(Saved entries)
────────────────────

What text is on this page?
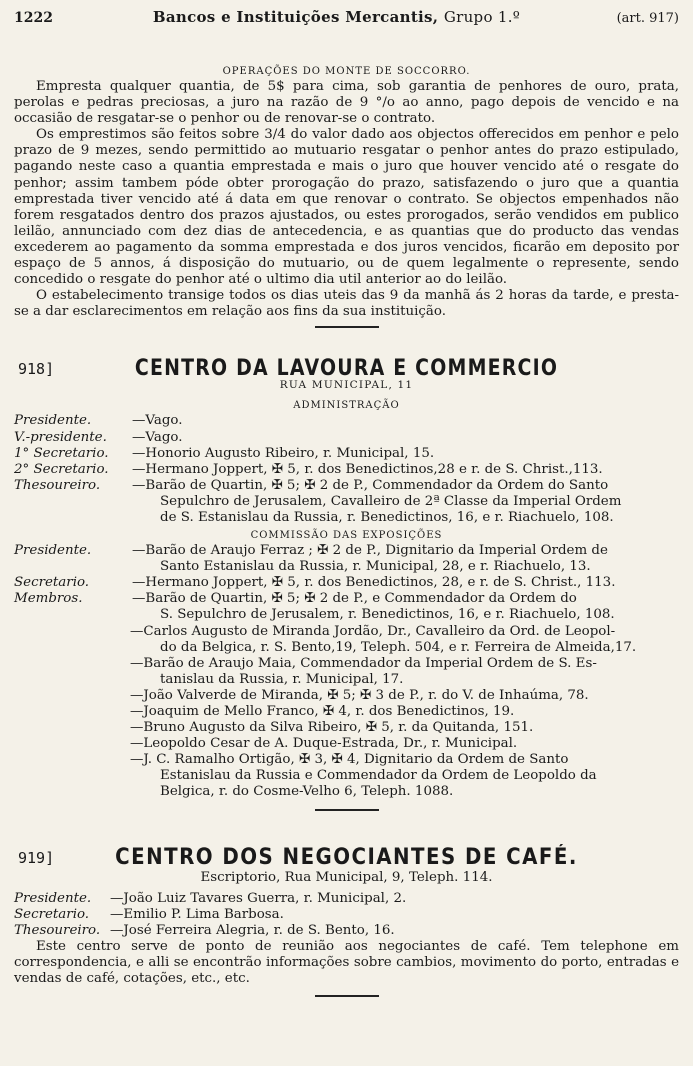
1222	Bancos e Instituições Mercantis, Grupo 1.º	(art. 917)
OPERAÇÕES DO MONTE DE SOCCORRO.

Empresta qualquer quantia, de 5$ para cima, sob garantia de penhores de ouro, prata, perolas e pedras preciosas, a juro na razão de 9 °/o ao anno, pago depois de vencido e na occasião de resgatar-se o penhor ou de renovar-se o contrato.

Os emprestimos são feitos sobre 3/4 do valor dado aos objectos offerecidos em penhor e pelo prazo de 9 mezes, sendo permittido ao mutuario resgatar o penhor antes do prazo estipulado, pagando neste caso a quantia emprestada e mais o juro que houver vencido até o resgate do penhor; assim tambem póde obter prorogação do prazo, satisfazendo o juro que a quantia emprestada tiver vencido até á data em que renovar o contrato. Se objectos empenhados não forem resgatados dentro dos prazos ajustados, ou estes prorogados, serão vendidos em publico leilão, annunciado com dez dias de antecedencia, e as quantias que do producto das vendas excederem ao pagamento da somma emprestada e dos juros vencidos, ficarão em deposito por espaço de 5 annos, á disposição do mutuario, ou de quem legalmente o represente, sendo concedido o resgate do penhor até o ultimo dia util anterior ao do leilão.

O estabelecimento transige todos os dias uteis das 9 da manhã ás 2 horas da tarde, e presta-se a dar esclarecimentos em relação aos fins da sua instituição.

918]	CENTRO DA LAVOURA E COMMERCIO
RUA MUNICIPAL, 11
ADMINISTRAÇÃO
Presidente.	—Vago.
V.-presidente.	—Vago.
1° Secretario.	—Honorio Augusto Ribeiro, r. Municipal, 15.
2° Secretario.	—Hermano Joppert, ✠ 5, r. dos Benedictinos,28 e r. de S. Christ.,113.
Thesoureiro.	—Barão de Quartin, ✠ 5; ✠ 2 de P., Commendador da Ordem do Santo
Sepulchro de Jerusalem, Cavalleiro de 2ª Classe da Imperial Ordem
de S. Estanislau da Russia, r. Benedictinos, 16, e r. Riachuelo, 108.
COMMISSÃO DAS EXPOSIÇÕES
Presidente.	—Barão de Araujo Ferraz ; ✠ 2 de P., Dignitario da Imperial Ordem de
Santo Estanislau da Russia, r. Municipal, 28, e r. Riachuelo, 13.
Secretario.	—Hermano Joppert, ✠ 5, r. dos Benedictinos, 28, e r. de S. Christ., 113.
Membros.	—Barão de Quartin, ✠ 5; ✠ 2 de P., e Commendador da Ordem do
S. Sepulchro de Jerusalem, r. Benedictinos, 16, e r. Riachuelo, 108.
—Carlos Augusto de Miranda Jordão, Dr., Cavalleiro da Ord. de Leopol-
do da Belgica, r. S. Bento,19, Teleph. 504, e r. Ferreira de Almeida,17.
—Barão de Araujo Maia, Commendador da Imperial Ordem de S. Es-
tanislau da Russia, r. Municipal, 17.
—João Valverde de Miranda, ✠ 5; ✠ 3 de P., r. do V. de Inhaúma, 78.
—Joaquim de Mello Franco, ✠ 4, r. dos Benedictinos, 19.
—Bruno Augusto da Silva Ribeiro, ✠ 5, r. da Quitanda, 151.
—Leopoldo Cesar de A. Duque-Estrada, Dr., r. Municipal.
—J. C. Ramalho Ortigão, ✠ 3, ✠ 4, Dignitario da Ordem de Santo
Estanislau da Russia e Commendador da Ordem de Leopoldo da
Belgica, r. do Cosme-Velho 6, Teleph. 1088.
919]	CENTRO DOS NEGOCIANTES DE CAFÉ.
Escriptorio, Rua Municipal, 9, Teleph. 114.
Presidente.	—João Luiz Tavares Guerra, r. Municipal, 2.
Secretario.	—Emilio P. Lima Barbosa.
Thesoureiro. —José Ferreira Alegria, r. de S. Bento, 16.

Este centro serve de ponto de reunião aos negociantes de café. Tem telephone em correspondencia, e alli se encontrão informações sobre cambios, movimento do porto, entradas e vendas de café, cotações, etc., etc.
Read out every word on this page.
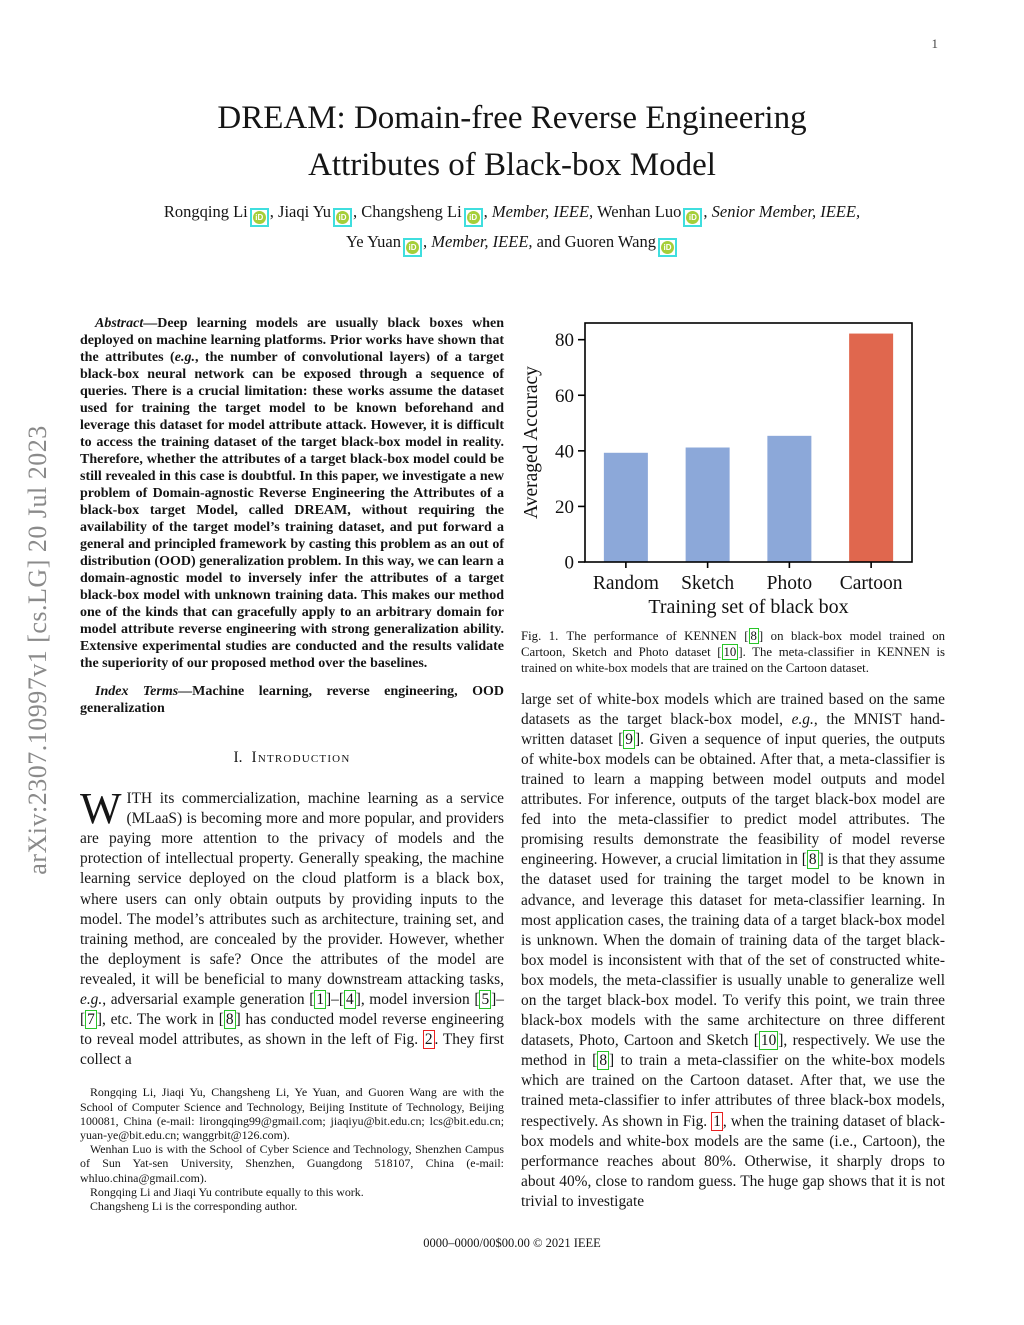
1
arXiv:2307.10997v1 [cs.LG] 20 Jul 2023
DREAM: Domain-free Reverse Engineering
Attributes of Black-box Model
Rongqing Li iD , Jiaqi Yu iD , Changsheng Li iD , Member, IEEE, Wenhan Luo iD , Senior Member, IEEE,
Ye Yuan iD , Member, IEEE, and Guoren Wang iD

Abstract—Deep learning models are usually black boxes when deployed on machine learning platforms. Prior works have shown that the attributes (e.g., the number of convolutional layers) of a target black-box neural network can be exposed through a sequence of queries. There is a crucial limitation: these works assume the dataset used for training the target model to be known beforehand and leverage this dataset for model attribute attack. However, it is difficult to access the training dataset of the target black-box model in reality. Therefore, whether the attributes of a target black-box model could be still revealed in this case is doubtful. In this paper, we investigate a new problem of Domain-agnostic Reverse Engineering the Attributes of a black-box target Model, called DREAM, without requiring the availability of the target model’s training dataset, and put forward a general and principled framework by casting this problem as an out of distribution (OOD) generalization problem. In this way, we can learn a domain-agnostic model to inversely infer the attributes of a target black-box model with unknown training data. This makes our method one of the kinds that can gracefully apply to an arbitrary domain for model attribute reverse engineering with strong generalization ability. Extensive experimental studies are conducted and the results validate the superiority of our proposed method over the baselines.

Index Terms—Machine learning, reverse engineering, OOD generalization

I. Introduction

WITH its commercialization, machine learning as a service (MLaaS) is becoming more and more popular, and providers are paying more attention to the privacy of models and the protection of intellectual property. Generally speaking, the machine learning service deployed on the cloud platform is a black box, where users can only obtain outputs by providing inputs to the model. The model’s attributes such as architecture, training set, and training method, are concealed by the provider. However, whether the deployment is safe? Once the attributes of the model are revealed, it will be beneficial to many downstream attacking tasks, e.g., adversarial example generation [ 1 ]–[ 4 ], model inversion [ 5 ]–[ 7 ], etc. The work in [ 8 ] has conducted model reverse engineering to reveal model attributes, as shown in the left of Fig. 2 . They first collect a

Rongqing Li, Jiaqi Yu, Changsheng Li, Ye Yuan, and Guoren Wang are with the School of Computer Science and Technology, Beijing Institute of Technology, Beijing 100081, China (e-mail: lirongqing99@gmail.com; jiaqiyu@bit.edu.cn; lcs@bit.edu.cn; yuan-ye@bit.edu.cn; wanggrbit@126.com).

Wenhan Luo is with the School of Cyber Science and Technology, Shenzhen Campus of Sun Yat-sen University, Shenzhen, Guangdong 518107, China (e-mail: whluo.china@gmail.com).

Rongqing Li and Jiaqi Yu contribute equally to this work.

Changsheng Li is the corresponding author.

0
20
40
60
80
Random Sketch Photo Cartoon
Averaged Accuracy
Training set of black box

Fig. 1. The performance of KENNEN [ 8 ] on black-box model trained on Cartoon, Sketch and Photo dataset [ 10 ]. The meta-classifier in KENNEN is trained on white-box models that are trained on the Cartoon dataset.

large set of white-box models which are trained based on the same datasets as the target black-box model, e.g., the MNIST hand-written dataset [ 9 ]. Given a sequence of input queries, the outputs of white-box models can be obtained. After that, a meta-classifier is trained to learn a mapping between model outputs and model attributes. For inference, outputs of the target black-box model are fed into the meta-classifier to predict model attributes. The promising results demonstrate the feasibility of model reverse engineering. However, a crucial limitation in [ 8 ] is that they assume the dataset used for training the target model to be known in advance, and leverage this dataset for meta-classifier learning. In most application cases, the training data of a target black-box model is unknown. When the domain of training data of the target black-box model is inconsistent with that of the set of constructed white-box models, the meta-classifier is usually unable to generalize well on the target black-box model. To verify this point, we train three black-box models with the same architecture on three different datasets, Photo, Cartoon and Sketch [ 10 ], respectively. We use the method in [ 8 ] to train a meta-classifier on the white-box models which are trained on the Cartoon dataset. After that, we use the trained meta-classifier to infer attributes of three black-box models, respectively. As shown in Fig. 1 , when the training dataset of black-box models and white-box models are the same (i.e., Cartoon), the performance reaches about 80%. Otherwise, it sharply drops to about 40%, close to random guess. The huge gap shows that it is not trivial to investigate

0000–0000/00$00.00 © 2021 IEEE
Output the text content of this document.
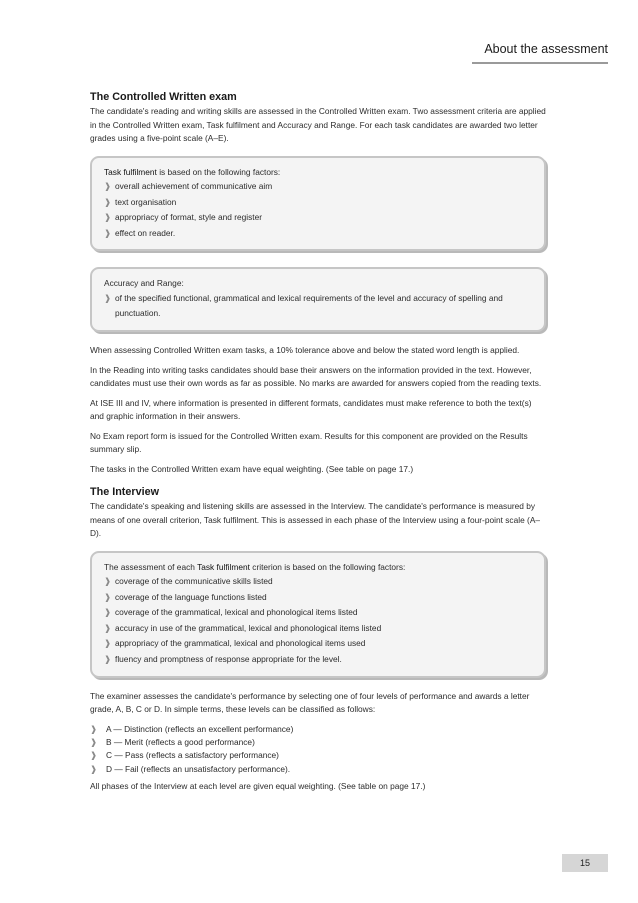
About the assessment
The Controlled Written exam

The candidate's reading and writing skills are assessed in the Controlled Written exam. Two assessment criteria are applied in the Controlled Written exam, Task fulfilment and Accuracy and Range. For each task candidates are awarded two letter grades using a five-point scale (A–E).

Task fulfilment is based on the following factors:

❱ overall achievement of communicative aim
❱ text organisation
❱ appropriacy of format, style and register
❱ effect on reader.

Accuracy and Range:

❱ of the specified functional, grammatical and lexical requirements of the level and accuracy of spelling and punctuation.

When assessing Controlled Written exam tasks, a 10% tolerance above and below the stated word length is applied.

In the Reading into writing tasks candidates should base their answers on the information provided in the text. However, candidates must use their own words as far as possible. No marks are awarded for answers copied from the reading texts.

At ISE III and IV, where information is presented in different formats, candidates must make reference to both the text(s) and graphic information in their answers.

No Exam report form is issued for the Controlled Written exam. Results for this component are provided on the Results summary slip.

The tasks in the Controlled Written exam have equal weighting. (See table on page 17.)

The Interview

The candidate's speaking and listening skills are assessed in the Interview. The candidate's performance is measured by means of one overall criterion, Task fulfilment. This is assessed in each phase of the Interview using a four-point scale (A–D).

The assessment of each Task fulfilment criterion is based on the following factors:

❱ coverage of the communicative skills listed
❱ coverage of the language functions listed
❱ coverage of the grammatical, lexical and phonological items listed
❱ accuracy in use of the grammatical, lexical and phonological items listed
❱ appropriacy of the grammatical, lexical and phonological items used
❱ fluency and promptness of response appropriate for the level.

The examiner assesses the candidate's performance by selecting one of four levels of performance and awards a letter grade, A, B, C or D. In simple terms, these levels can be classified as follows:

❱ A — Distinction (reflects an excellent performance)
❱ B — Merit (reflects a good performance)
❱ C — Pass (reflects a satisfactory performance)
❱ D — Fail (reflects an unsatisfactory performance).

All phases of the Interview at each level are given equal weighting. (See table on page 17.)

15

────────────────────

Find every line in the records above that contains the word "Guoren", and copy each one.

Final answer:
Ye Yuan iD , Member, IEEE, and Guoren Wang iD
Rongqing Li, Jiaqi Yu, Changsheng Li, Ye Yuan, and Guoren Wang are with the School of Computer Science and Technology, Beijing Institute of Technology, Beijing 100081, China (e-mail: lirongqing99@gmail.com; jiaqiyu@bit.edu.cn; lcs@bit.edu.cn; yuan-ye@bit.edu.cn; wanggrbit@126.com).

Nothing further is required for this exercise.